Lines containing the string "color" are to be counted; report the total by itself.
━━━━━━━━━━━━━━━━━━━━━━━━━━━━━━
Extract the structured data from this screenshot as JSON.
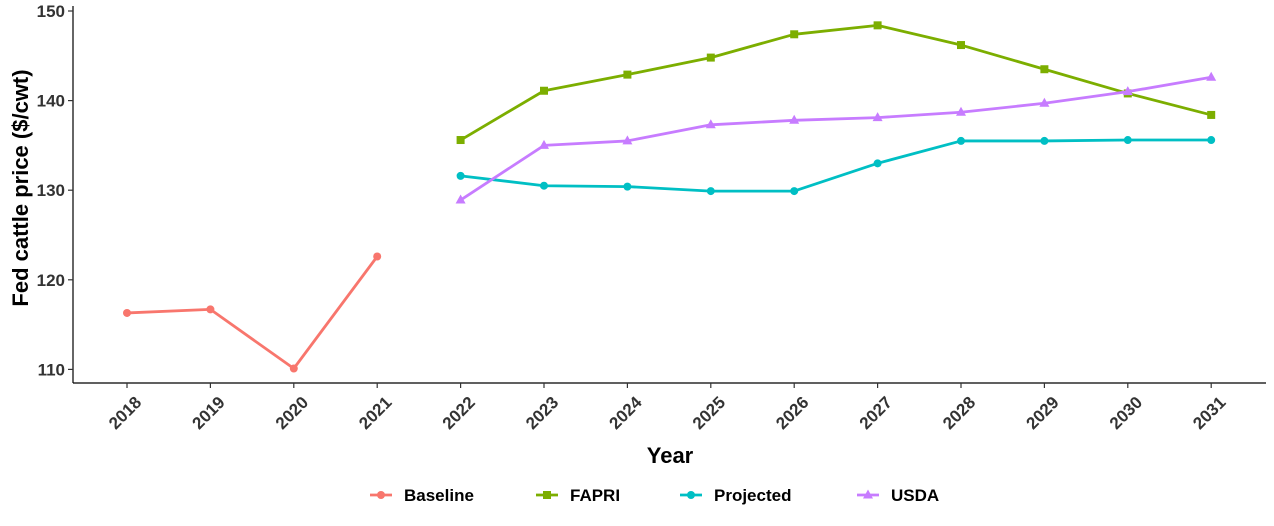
{
  "chart_data": {
    "type": "line",
    "xlabel": "Year",
    "ylabel": "Fed cattle price ($/cwt)",
    "ylim": [
      108.5,
      150
    ],
    "y_ticks": [
      110,
      120,
      130,
      140,
      150
    ],
    "x_ticks": [
      2018,
      2019,
      2020,
      2021,
      2022,
      2023,
      2024,
      2025,
      2026,
      2027,
      2028,
      2029,
      2030,
      2031
    ],
    "grid": false,
    "legend_position": "bottom",
    "series": [
      {
        "name": "Baseline",
        "color": "#F8766D",
        "marker": "circle",
        "x": [
          2018,
          2019,
          2020,
          2021
        ],
        "values": [
          116.3,
          116.7,
          110.1,
          122.6
        ]
      },
      {
        "name": "FAPRI",
        "color": "#7CAE00",
        "marker": "square",
        "x": [
          2022,
          2023,
          2024,
          2025,
          2026,
          2027,
          2028,
          2029,
          2030,
          2031
        ],
        "values": [
          135.6,
          141.1,
          142.9,
          144.8,
          147.4,
          148.4,
          146.2,
          143.5,
          140.8,
          138.4
        ]
      },
      {
        "name": "Projected",
        "color": "#00BFC4",
        "marker": "circle",
        "x": [
          2022,
          2023,
          2024,
          2025,
          2026,
          2027,
          2028,
          2029,
          2030,
          2031
        ],
        "values": [
          131.6,
          130.5,
          130.4,
          129.9,
          129.9,
          133.0,
          135.5,
          135.5,
          135.6,
          135.6
        ]
      },
      {
        "name": "USDA",
        "color": "#C77CFF",
        "marker": "triangle",
        "x": [
          2022,
          2023,
          2024,
          2025,
          2026,
          2027,
          2028,
          2029,
          2030,
          2031
        ],
        "values": [
          128.9,
          135.0,
          135.5,
          137.3,
          137.8,
          138.1,
          138.7,
          139.7,
          141.0,
          142.6
        ]
      }
    ]
  }
}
━━━━━━━━━━━━━━━━━━━━━━━━━━━━━━
=== THE OUTPUT ===
4